ESERCIZI:
1: Nel testo su Paolo Hendel, quali distrazioni cita lui come motivo per cui legge meno di quanto potrebbe? Elencale.
2: Trascrivi dal testo su Paolo Hendel il passo che va da "Paolo Hendel (fiorentino, classe" fino a "tornare in teatro." compreso.
3: Prosegui il testo su Paolo Hendel, riprendendo subito dopo la sua ultima frase.

TESTO FORNITO:
Paolo Hendel (fiorentino, classe 1952) attraversa lo schermo e il palcoscenico con coerente turbolenza satirica e civile. Una vena surreale lo anima fin dagli esordi negli anni Ottanta, cabarettista pungente e dissacrante, affabulatore colto e ironico, attore dal tocco gentile e raffinato, espressione di una comicità attenta alla quotidianità che sa farsi satira politica di costume. Ha pubblicato per Rizzoli “La giovinezza è sopravvalutata” da cui è nato il monologo, regia Gioele Dix, col quale riprenderà a girare l’Italia quando finalmente si potrà tornare in teatro.
IL LIBRO SUL COMODINO
«Ci trovo spesso una bella pila di libri e non so come ci siano arrivati – dice Hendel – Magari restano lì per mesi e alla fine li sposto altrove senza nemmeno averli letti. Allora mi sento in colpa. Borges ha detto “la letteratura è una delle forme della felicità. Chi non legge è masochista”. Temo di esserlo un po’ visto che leggo meno di quanto potrei. Vuoi per pigrizia e per le troppe distrazioni: basta poco per distrarmi. Può bastare un videogioco, come “The Legend of Zelda: Breath of the Wild” regalato a mia figlia quando era piccola e subito diventato una droga per me. Poi c’è la televisione, per non parlare dei quotidiani. Insomma, è un miracolo se poi uno riesce a leggersi un libro!».

[Voci di posizione degli elementi]

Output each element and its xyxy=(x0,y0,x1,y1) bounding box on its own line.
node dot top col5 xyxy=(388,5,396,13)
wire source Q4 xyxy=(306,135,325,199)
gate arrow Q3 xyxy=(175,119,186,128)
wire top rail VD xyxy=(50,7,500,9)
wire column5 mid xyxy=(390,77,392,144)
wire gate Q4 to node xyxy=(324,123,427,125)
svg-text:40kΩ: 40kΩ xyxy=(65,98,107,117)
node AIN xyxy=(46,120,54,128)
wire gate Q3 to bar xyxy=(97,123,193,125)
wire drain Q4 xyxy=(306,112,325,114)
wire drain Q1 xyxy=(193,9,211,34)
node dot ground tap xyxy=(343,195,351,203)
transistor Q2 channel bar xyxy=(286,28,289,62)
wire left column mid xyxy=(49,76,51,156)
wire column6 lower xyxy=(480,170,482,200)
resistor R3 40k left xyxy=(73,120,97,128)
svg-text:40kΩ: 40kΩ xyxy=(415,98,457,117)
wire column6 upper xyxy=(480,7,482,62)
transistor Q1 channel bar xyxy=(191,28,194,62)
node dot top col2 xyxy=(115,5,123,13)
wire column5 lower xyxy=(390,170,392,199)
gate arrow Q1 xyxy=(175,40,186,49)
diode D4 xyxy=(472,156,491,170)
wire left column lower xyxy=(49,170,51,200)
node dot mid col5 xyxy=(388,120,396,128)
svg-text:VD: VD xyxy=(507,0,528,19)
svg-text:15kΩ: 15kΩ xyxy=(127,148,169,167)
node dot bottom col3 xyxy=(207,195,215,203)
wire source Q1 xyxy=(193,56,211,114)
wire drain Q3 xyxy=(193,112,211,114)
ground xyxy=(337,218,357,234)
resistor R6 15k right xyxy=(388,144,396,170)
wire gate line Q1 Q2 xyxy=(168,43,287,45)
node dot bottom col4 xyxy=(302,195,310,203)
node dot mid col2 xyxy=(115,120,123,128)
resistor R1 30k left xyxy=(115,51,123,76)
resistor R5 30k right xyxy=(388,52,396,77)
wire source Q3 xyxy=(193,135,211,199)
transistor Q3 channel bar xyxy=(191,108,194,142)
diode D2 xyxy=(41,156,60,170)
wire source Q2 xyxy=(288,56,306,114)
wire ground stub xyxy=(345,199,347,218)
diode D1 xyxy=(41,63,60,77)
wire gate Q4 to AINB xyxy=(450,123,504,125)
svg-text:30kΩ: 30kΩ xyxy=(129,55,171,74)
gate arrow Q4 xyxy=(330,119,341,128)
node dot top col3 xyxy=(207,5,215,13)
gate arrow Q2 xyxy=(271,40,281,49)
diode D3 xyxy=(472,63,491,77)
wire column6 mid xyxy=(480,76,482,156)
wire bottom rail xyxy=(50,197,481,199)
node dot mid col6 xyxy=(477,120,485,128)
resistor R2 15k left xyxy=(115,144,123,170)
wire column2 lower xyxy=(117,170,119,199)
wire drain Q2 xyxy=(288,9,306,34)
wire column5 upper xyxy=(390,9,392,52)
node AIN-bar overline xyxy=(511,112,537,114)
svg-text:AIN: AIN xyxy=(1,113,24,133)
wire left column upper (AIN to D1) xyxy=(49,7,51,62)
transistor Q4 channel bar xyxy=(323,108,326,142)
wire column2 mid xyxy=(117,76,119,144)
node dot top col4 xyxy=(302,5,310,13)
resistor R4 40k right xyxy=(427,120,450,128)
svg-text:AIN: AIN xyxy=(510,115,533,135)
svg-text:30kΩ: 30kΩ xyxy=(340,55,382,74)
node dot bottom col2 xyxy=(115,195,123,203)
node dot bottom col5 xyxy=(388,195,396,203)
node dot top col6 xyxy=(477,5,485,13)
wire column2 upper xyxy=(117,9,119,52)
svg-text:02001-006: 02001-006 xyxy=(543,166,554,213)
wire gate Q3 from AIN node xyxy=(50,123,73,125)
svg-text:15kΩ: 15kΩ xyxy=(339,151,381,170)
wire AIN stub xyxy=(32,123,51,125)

RISPOSTE PER ESERCIZIO:
1:
- un videogioco, "The Legend of Zelda: Breath of the Wild"
- la televisione
- i quotidiani

2:
Paolo Hendel (fiorentino, classe 1952) attraversa lo schermo e il palcoscenico con coerente turbolenza satirica e civile. Una vena surreale lo anima fin dagli esordi negli anni Ottanta, cabarettista pungente e dissacrante, affabulatore colto e ironico, attore dal tocco gentile e raffinato, espressione di una comicità attenta alla quotidianità che sa farsi satira politica di costume. Ha pubblicato per Rizzoli “La giovinezza è sopravvalutata” da cui è nato il monologo, regia Gioele Dix, col quale riprenderà a girare l’Italia quando finalmente si potrà tornare in teatro.

3:
IL LIBRO DELLA VITA
«Direi “Guerra e pace”, tanto per andare sul leggero. Letto in ritardo, già quasi da anziano – dice l’attore – Ma da ragazzo c’era l’impegno politico e quando lo trovavi il tempo per leggere un tomo del genere? L’ho letto in macchina, guidando in giro per l’Italia, quando i teatri erano aperti. Non nel senso che l’ho letto mentre guidavo, l’ho ascoltato letto da altri. Gli audiolibri sono una bella soluzione se devi passare ore e ore al volante e “Guerra e pace” letto da Gino La Monica è il massimo. Certo, ti viene da pensare che se Tolstoj, delle 1225 pagine ne avesse tolte alcune di descrizioni di battaglie e strategie militari, si sarebbe stati ugualmente felici e contenti, ma questo resti tra noi».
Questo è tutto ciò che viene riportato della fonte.